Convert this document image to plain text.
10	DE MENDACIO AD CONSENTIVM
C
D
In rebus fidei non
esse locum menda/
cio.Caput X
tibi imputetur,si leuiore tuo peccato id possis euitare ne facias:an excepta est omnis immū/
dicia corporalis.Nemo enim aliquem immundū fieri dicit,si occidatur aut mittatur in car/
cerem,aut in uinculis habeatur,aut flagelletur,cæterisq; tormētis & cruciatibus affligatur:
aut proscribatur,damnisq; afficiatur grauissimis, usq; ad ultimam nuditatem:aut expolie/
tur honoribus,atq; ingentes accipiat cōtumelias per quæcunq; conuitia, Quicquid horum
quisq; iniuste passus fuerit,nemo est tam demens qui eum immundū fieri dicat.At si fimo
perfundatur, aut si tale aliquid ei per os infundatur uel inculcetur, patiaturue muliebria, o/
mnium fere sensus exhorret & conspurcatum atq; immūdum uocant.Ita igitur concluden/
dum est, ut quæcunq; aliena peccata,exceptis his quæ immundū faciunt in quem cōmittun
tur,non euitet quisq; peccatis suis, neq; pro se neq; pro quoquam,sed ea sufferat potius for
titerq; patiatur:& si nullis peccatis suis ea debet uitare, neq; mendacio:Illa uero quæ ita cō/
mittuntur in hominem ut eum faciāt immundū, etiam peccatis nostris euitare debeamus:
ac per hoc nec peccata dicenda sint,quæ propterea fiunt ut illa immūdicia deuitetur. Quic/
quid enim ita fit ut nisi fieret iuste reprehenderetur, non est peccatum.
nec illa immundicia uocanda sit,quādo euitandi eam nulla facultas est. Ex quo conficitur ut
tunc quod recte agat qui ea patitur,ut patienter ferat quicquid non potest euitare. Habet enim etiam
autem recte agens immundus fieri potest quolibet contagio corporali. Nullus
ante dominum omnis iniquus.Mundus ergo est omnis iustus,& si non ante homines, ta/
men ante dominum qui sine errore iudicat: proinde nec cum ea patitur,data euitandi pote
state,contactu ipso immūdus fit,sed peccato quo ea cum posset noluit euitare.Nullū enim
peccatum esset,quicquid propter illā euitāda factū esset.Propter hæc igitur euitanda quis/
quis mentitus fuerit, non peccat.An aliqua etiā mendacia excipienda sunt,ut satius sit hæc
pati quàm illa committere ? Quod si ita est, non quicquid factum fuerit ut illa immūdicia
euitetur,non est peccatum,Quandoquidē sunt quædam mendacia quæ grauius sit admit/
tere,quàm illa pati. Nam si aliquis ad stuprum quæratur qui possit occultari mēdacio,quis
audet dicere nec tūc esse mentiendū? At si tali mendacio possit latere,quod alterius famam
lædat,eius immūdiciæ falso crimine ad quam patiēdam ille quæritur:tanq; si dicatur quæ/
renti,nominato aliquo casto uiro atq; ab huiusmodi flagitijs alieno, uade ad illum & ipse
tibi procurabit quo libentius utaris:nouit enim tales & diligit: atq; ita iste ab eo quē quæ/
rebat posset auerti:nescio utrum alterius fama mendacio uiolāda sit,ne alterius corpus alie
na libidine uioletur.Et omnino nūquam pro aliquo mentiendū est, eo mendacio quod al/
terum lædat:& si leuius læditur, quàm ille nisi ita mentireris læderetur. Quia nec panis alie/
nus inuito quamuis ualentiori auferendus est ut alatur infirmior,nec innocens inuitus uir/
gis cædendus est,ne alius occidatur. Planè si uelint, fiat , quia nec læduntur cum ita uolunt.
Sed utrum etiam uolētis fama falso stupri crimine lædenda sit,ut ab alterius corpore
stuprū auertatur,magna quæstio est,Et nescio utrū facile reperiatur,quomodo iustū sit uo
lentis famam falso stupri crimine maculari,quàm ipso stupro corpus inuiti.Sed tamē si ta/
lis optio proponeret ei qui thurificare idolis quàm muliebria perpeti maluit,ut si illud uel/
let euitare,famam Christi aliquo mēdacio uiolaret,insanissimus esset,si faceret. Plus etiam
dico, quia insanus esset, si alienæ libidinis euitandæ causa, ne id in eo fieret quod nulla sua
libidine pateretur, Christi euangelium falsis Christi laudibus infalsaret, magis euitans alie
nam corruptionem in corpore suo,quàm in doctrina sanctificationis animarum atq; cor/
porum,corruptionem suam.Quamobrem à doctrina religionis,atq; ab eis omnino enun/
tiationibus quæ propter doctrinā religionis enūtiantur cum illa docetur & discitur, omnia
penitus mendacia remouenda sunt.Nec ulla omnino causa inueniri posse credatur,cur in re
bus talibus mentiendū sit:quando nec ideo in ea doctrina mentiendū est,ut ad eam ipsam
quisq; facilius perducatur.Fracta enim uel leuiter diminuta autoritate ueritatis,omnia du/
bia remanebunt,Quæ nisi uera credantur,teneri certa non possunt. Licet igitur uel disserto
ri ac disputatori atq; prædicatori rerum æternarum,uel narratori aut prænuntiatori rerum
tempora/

> [What the task asks]:
Every record above should be copied exactly.

> [Answer to the task]:
Convert this document image to plain text.
10	DE MENDACIO AD CONSENTIVM
C
D
In rebus fidei non
esse locum menda/
cio.Caput X
tibi imputetur,si leuiore tuo peccato id possis euitare ne facias:an excepta est omnis immū/
dicia corporalis.Nemo enim aliquem immundū fieri dicit,si occidatur aut mittatur in car/
cerem,aut in uinculis habeatur,aut flagelletur,cæterisq; tormētis & cruciatibus affligatur:
aut proscribatur,damnisq; afficiatur grauissimis, usq; ad ultimam nuditatem:aut expolie/
tur honoribus,atq; ingentes accipiat cōtumelias per quæcunq; conuitia, Quicquid horum
quisq; iniuste passus fuerit,nemo est tam demens qui eum immundū fieri dicat.At si fimo
perfundatur, aut si tale aliquid ei per os infundatur uel inculcetur, patiaturue muliebria, o/
mnium fere sensus exhorret & conspurcatum atq; immūdum uocant.Ita igitur concluden/
dum est, ut quæcunq; aliena peccata,exceptis his quæ immundū faciunt in quem cōmittun
tur,non euitet quisq; peccatis suis, neq; pro se neq; pro quoquam,sed ea sufferat potius for
titerq; patiatur:& si nullis peccatis suis ea debet uitare, neq; mendacio:Illa uero quæ ita cō/
mittuntur in hominem ut eum faciāt immundū, etiam peccatis nostris euitare debeamus:
ac per hoc nec peccata dicenda sint,quæ propterea fiunt ut illa immūdicia deuitetur. Quic/
quid enim ita fit ut nisi fieret iuste reprehenderetur, non est peccatum.
nec illa immundicia uocanda sit,quādo euitandi eam nulla facultas est. Ex quo conficitur ut
tunc quod recte agat qui ea patitur,ut patienter ferat quicquid non potest euitare. Habet enim etiam
autem recte agens immundus fieri potest quolibet contagio corporali. Nullus
ante dominum omnis iniquus.Mundus ergo est omnis iustus,& si non ante homines, ta/
men ante dominum qui sine errore iudicat: proinde nec cum ea patitur,data euitandi pote
state,contactu ipso immūdus fit,sed peccato quo ea cum posset noluit euitare.Nullū enim
peccatum esset,quicquid propter illā euitāda factū esset.Propter hæc igitur euitanda quis/
quis mentitus fuerit, non peccat.An aliqua etiā mendacia excipienda sunt,ut satius sit hæc
pati quàm illa committere ? Quod si ita est, non quicquid factum fuerit ut illa immūdicia
euitetur,non est peccatum,Quandoquidē sunt quædam mendacia quæ grauius sit admit/
tere,quàm illa pati. Nam si aliquis ad stuprum quæratur qui possit occultari mēdacio,quis
audet dicere nec tūc esse mentiendū? At si tali mendacio possit latere,quod alterius famam
lædat,eius immūdiciæ falso crimine ad quam patiēdam ille quæritur:tanq; si dicatur quæ/
renti,nominato aliquo casto uiro atq; ab huiusmodi flagitijs alieno, uade ad illum & ipse
tibi procurabit quo libentius utaris:nouit enim tales & diligit: atq; ita iste ab eo quē quæ/
rebat posset auerti:nescio utrum alterius fama mendacio uiolāda sit,ne alterius corpus alie
na libidine uioletur.Et omnino nūquam pro aliquo mentiendū est, eo mendacio quod al/
terum lædat:& si leuius læditur, quàm ille nisi ita mentireris læderetur. Quia nec panis alie/
nus inuito quamuis ualentiori auferendus est ut alatur infirmior,nec innocens inuitus uir/
gis cædendus est,ne alius occidatur. Planè si uelint, fiat , quia nec læduntur cum ita uolunt.
Sed utrum etiam uolētis fama falso stupri crimine lædenda sit,ut ab alterius corpore
stuprū auertatur,magna quæstio est,Et nescio utrū facile reperiatur,quomodo iustū sit uo
lentis famam falso stupri crimine maculari,quàm ipso stupro corpus inuiti.Sed tamē si ta/
lis optio proponeret ei qui thurificare idolis quàm muliebria perpeti maluit,ut si illud uel/
let euitare,famam Christi aliquo mēdacio uiolaret,insanissimus esset,si faceret. Plus etiam
dico, quia insanus esset, si alienæ libidinis euitandæ causa, ne id in eo fieret quod nulla sua
libidine pateretur, Christi euangelium falsis Christi laudibus infalsaret, magis euitans alie
nam corruptionem in corpore suo,quàm in doctrina sanctificationis animarum atq; cor/
porum,corruptionem suam.Quamobrem à doctrina religionis,atq; ab eis omnino enun/
tiationibus quæ propter doctrinā religionis enūtiantur cum illa docetur & discitur, omnia
penitus mendacia remouenda sunt.Nec ulla omnino causa inueniri posse credatur,cur in re
bus talibus mentiendū sit:quando nec ideo in ea doctrina mentiendū est,ut ad eam ipsam
quisq; facilius perducatur.Fracta enim uel leuiter diminuta autoritate ueritatis,omnia du/
bia remanebunt,Quæ nisi uera credantur,teneri certa non possunt. Licet igitur uel disserto
ri ac disputatori atq; prædicatori rerum æternarum,uel narratori aut prænuntiatori rerum
tempora/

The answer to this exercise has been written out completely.